REQUEST: Copy only this range: the line with "Parse this screenshot: output" through the final line of the material, inclusive at both ends.

Rows from a dataset:

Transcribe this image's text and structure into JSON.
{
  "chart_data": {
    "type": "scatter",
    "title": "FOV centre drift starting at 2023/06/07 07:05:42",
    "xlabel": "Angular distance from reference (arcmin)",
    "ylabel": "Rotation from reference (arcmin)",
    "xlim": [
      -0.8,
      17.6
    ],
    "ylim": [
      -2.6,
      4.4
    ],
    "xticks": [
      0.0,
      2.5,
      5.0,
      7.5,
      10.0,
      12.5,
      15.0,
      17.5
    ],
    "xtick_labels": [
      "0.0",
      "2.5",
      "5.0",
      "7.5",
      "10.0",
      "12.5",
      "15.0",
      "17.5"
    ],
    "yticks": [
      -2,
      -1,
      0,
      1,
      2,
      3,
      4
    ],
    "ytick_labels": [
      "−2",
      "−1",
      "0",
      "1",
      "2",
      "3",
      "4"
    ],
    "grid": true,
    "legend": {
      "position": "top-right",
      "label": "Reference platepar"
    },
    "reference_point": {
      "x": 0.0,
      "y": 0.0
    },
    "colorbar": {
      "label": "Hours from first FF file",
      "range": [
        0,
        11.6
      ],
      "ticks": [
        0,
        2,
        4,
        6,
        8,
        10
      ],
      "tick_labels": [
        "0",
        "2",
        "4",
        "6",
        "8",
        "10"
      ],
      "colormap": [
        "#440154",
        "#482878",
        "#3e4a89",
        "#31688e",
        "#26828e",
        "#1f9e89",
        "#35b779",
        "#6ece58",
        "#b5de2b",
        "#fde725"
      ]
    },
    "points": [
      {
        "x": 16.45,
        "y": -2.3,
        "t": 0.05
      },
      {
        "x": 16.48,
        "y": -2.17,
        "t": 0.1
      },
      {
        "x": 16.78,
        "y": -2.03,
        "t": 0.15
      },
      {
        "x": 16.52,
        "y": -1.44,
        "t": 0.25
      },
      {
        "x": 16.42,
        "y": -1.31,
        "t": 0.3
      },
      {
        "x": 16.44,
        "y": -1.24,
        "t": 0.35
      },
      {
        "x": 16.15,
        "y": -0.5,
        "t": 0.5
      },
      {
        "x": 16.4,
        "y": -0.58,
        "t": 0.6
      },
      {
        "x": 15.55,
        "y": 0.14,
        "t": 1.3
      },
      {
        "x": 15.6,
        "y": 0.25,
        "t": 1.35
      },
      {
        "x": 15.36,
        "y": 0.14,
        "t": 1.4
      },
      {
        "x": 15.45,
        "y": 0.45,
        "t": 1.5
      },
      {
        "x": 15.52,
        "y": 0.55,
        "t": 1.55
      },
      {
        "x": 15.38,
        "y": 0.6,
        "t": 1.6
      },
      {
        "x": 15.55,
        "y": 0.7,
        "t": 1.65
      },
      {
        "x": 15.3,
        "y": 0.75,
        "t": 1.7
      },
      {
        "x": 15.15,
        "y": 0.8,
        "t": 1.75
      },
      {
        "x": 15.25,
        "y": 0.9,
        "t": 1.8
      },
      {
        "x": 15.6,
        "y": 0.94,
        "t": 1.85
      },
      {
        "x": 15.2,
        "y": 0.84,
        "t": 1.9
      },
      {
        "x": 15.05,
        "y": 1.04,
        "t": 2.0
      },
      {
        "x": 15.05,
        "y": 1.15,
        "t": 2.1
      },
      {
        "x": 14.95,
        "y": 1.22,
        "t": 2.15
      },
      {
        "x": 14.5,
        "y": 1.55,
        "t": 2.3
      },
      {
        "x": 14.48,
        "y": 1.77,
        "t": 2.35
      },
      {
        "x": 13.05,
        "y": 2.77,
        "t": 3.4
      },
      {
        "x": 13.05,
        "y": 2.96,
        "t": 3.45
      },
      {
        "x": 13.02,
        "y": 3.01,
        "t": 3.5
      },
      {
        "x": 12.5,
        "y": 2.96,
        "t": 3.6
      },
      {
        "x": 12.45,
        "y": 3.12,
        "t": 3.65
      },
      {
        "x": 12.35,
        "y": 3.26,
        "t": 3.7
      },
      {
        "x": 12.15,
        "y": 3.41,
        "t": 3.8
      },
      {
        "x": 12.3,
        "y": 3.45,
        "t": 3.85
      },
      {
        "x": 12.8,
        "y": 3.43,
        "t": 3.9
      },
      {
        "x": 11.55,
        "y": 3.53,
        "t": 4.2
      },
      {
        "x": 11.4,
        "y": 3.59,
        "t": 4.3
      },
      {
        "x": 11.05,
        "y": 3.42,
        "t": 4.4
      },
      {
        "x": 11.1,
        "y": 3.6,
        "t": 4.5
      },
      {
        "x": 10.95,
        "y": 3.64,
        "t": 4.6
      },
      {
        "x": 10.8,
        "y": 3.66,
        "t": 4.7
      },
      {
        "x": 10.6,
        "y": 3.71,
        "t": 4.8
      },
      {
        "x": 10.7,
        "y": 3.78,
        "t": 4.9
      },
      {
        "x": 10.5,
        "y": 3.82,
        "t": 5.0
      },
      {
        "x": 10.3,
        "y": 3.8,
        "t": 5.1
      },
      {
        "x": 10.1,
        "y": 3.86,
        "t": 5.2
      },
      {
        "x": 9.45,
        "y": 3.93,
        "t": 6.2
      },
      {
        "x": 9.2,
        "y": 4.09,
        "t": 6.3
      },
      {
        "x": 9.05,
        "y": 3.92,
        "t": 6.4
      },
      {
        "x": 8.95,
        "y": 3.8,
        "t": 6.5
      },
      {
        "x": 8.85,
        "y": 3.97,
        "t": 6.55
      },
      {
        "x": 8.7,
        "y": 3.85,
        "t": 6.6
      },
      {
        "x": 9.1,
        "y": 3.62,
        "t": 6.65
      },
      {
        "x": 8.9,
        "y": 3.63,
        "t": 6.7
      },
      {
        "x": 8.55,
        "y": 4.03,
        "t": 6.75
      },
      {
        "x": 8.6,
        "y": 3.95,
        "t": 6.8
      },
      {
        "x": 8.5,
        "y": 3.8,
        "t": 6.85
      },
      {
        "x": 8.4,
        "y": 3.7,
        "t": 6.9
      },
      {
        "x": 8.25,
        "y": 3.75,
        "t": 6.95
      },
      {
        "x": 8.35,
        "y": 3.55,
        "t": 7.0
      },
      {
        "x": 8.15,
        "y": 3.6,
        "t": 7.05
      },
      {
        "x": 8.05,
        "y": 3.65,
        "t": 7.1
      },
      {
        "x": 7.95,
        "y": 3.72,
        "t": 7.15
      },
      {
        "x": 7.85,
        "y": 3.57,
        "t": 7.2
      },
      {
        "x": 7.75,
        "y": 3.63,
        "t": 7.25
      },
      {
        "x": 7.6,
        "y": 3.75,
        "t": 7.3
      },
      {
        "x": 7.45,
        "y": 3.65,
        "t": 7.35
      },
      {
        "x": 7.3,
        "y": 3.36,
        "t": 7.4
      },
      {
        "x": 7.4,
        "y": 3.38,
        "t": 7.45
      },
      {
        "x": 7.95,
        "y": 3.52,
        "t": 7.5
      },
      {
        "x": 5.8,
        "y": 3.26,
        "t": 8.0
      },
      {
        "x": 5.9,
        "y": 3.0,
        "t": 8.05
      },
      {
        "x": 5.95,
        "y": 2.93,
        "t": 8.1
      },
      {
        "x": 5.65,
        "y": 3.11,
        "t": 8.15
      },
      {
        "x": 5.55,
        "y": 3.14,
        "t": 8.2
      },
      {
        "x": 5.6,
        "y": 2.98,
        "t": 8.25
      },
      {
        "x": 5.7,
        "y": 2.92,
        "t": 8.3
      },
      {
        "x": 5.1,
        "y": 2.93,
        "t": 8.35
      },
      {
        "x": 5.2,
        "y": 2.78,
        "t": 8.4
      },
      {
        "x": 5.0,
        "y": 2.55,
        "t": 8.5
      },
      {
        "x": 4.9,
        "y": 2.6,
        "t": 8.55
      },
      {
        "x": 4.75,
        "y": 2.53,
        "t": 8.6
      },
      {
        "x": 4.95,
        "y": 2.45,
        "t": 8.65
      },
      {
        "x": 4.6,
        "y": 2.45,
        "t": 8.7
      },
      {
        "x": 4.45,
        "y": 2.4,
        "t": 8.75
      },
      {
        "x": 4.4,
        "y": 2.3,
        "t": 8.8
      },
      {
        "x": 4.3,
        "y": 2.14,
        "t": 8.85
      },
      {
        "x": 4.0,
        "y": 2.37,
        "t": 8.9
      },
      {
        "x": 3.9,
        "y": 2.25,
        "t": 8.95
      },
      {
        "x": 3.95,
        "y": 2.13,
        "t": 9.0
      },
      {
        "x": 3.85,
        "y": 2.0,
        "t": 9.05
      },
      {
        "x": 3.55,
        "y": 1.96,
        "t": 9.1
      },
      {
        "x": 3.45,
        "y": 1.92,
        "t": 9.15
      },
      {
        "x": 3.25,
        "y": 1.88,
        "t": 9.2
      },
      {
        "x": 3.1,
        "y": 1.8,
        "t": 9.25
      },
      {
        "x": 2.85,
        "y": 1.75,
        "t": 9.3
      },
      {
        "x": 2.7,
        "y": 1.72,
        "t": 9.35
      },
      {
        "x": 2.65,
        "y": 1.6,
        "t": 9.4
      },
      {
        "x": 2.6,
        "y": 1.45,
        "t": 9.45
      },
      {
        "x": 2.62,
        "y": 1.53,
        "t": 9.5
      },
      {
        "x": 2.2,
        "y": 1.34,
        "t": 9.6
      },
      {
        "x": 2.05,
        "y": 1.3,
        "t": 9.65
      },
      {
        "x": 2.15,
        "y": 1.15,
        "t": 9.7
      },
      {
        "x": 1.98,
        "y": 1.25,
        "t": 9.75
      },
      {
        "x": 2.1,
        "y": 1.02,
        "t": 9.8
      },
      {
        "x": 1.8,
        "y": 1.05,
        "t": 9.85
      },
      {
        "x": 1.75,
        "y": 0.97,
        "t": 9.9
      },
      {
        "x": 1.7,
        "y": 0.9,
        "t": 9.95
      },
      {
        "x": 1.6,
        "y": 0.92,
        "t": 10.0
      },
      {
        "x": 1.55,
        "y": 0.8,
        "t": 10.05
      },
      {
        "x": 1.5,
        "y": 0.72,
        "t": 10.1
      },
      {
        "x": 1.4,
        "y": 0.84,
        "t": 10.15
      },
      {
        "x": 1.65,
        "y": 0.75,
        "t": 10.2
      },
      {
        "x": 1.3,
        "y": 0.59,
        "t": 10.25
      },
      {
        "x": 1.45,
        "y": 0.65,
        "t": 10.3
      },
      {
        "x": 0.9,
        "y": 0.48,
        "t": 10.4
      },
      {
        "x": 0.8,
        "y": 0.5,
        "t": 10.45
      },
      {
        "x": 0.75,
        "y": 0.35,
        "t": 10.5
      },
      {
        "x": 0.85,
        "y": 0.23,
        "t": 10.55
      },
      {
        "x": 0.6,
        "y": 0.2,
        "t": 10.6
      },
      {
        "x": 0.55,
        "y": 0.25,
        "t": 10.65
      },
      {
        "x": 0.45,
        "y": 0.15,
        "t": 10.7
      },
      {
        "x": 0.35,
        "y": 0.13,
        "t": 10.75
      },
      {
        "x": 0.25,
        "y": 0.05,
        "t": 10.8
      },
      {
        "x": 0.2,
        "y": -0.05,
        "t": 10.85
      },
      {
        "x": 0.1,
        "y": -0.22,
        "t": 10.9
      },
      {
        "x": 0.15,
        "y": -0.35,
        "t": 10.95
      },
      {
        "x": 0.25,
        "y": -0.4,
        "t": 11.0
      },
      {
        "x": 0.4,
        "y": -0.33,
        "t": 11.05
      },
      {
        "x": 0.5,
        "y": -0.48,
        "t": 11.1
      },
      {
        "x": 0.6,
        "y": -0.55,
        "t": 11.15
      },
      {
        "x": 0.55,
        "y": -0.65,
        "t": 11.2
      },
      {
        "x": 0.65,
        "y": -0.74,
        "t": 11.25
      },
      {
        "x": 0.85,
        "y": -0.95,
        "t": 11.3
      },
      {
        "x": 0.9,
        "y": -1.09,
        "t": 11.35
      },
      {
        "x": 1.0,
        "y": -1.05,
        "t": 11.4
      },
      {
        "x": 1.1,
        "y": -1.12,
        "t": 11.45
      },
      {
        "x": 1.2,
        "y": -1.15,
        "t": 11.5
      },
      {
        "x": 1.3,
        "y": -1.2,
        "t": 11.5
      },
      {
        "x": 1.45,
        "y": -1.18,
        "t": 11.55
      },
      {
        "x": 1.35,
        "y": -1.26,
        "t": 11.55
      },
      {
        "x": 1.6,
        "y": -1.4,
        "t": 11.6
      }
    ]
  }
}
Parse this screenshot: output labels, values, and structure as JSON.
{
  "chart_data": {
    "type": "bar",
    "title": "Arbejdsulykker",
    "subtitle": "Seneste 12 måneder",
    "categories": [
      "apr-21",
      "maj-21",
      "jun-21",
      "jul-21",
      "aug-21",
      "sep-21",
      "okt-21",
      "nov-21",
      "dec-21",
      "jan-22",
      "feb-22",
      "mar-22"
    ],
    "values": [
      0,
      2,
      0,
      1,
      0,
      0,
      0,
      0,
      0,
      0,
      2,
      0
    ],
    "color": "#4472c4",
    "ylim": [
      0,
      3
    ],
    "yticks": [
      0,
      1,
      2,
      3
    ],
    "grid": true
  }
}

RESPONSE TO THIS TASK:
Parse this screenshot: output labels, values, and structure as JSON.
{
  "chart_data": {
    "type": "bar",
    "title": "Arbejdsulykker",
    "subtitle": "Seneste 12 måneder",
    "categories": [
      "apr-21",
      "maj-21",
      "jun-21",
      "jul-21",
      "aug-21",
      "sep-21",
      "okt-21",
      "nov-21",
      "dec-21",
      "jan-22",
      "feb-22",
      "mar-22"
    ],
    "values": [
      0,
      2,
      0,
      1,
      0,
      0,
      0,
      0,
      0,
      0,
      2,
      0
    ],
    "color": "#4472c4",
    "ylim": [
      0,
      3
    ],
    "yticks": [
      0,
      1,
      2,
      3
    ],
    "grid": true
  }
}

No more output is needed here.